= EXERCISE DESCRIPTION =
Give all of the lines again exactly as they read.

= DATA LISTING =
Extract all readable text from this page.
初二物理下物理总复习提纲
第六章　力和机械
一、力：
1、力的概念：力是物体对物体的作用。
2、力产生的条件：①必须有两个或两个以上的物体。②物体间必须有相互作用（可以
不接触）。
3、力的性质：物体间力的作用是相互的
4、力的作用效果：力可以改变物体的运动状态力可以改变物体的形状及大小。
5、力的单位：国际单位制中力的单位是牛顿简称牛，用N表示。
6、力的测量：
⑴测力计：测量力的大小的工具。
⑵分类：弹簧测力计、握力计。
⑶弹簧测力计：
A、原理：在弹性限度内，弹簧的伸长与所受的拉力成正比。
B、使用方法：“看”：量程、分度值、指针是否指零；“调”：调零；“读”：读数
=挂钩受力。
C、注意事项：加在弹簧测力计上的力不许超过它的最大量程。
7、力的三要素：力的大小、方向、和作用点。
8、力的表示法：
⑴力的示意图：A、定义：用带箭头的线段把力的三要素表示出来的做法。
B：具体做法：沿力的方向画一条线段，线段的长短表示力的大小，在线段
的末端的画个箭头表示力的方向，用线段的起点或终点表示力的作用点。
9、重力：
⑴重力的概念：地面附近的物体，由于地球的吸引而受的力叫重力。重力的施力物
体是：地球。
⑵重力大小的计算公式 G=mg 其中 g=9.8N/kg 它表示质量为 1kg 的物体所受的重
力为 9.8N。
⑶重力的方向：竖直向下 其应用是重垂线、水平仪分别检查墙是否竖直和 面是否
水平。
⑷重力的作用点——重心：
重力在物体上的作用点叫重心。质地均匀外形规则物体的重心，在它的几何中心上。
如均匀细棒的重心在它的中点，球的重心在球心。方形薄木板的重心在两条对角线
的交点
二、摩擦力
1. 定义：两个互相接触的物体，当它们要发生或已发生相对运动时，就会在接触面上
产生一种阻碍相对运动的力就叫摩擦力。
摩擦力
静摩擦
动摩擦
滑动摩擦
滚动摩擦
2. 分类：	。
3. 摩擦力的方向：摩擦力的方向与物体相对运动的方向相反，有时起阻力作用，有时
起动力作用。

= EXERCISE SOLUTION =
Extract all readable text from this page.
初二物理下物理总复习提纲
第六章　力和机械
一、力：
1、力的概念：力是物体对物体的作用。
2、力产生的条件：①必须有两个或两个以上的物体。②物体间必须有相互作用（可以
不接触）。
3、力的性质：物体间力的作用是相互的
4、力的作用效果：力可以改变物体的运动状态力可以改变物体的形状及大小。
5、力的单位：国际单位制中力的单位是牛顿简称牛，用N表示。
6、力的测量：
⑴测力计：测量力的大小的工具。
⑵分类：弹簧测力计、握力计。
⑶弹簧测力计：
A、原理：在弹性限度内，弹簧的伸长与所受的拉力成正比。
B、使用方法：“看”：量程、分度值、指针是否指零；“调”：调零；“读”：读数
=挂钩受力。
C、注意事项：加在弹簧测力计上的力不许超过它的最大量程。
7、力的三要素：力的大小、方向、和作用点。
8、力的表示法：
⑴力的示意图：A、定义：用带箭头的线段把力的三要素表示出来的做法。
B：具体做法：沿力的方向画一条线段，线段的长短表示力的大小，在线段
的末端的画个箭头表示力的方向，用线段的起点或终点表示力的作用点。
9、重力：
⑴重力的概念：地面附近的物体，由于地球的吸引而受的力叫重力。重力的施力物
体是：地球。
⑵重力大小的计算公式 G=mg 其中 g=9.8N/kg 它表示质量为 1kg 的物体所受的重
力为 9.8N。
⑶重力的方向：竖直向下 其应用是重垂线、水平仪分别检查墙是否竖直和 面是否
水平。
⑷重力的作用点——重心：
重力在物体上的作用点叫重心。质地均匀外形规则物体的重心，在它的几何中心上。
如均匀细棒的重心在它的中点，球的重心在球心。方形薄木板的重心在两条对角线
的交点
二、摩擦力
1. 定义：两个互相接触的物体，当它们要发生或已发生相对运动时，就会在接触面上
产生一种阻碍相对运动的力就叫摩擦力。
摩擦力
静摩擦
动摩擦
滑动摩擦
滚动摩擦
2. 分类：	。
3. 摩擦力的方向：摩擦力的方向与物体相对运动的方向相反，有时起阻力作用，有时
起动力作用。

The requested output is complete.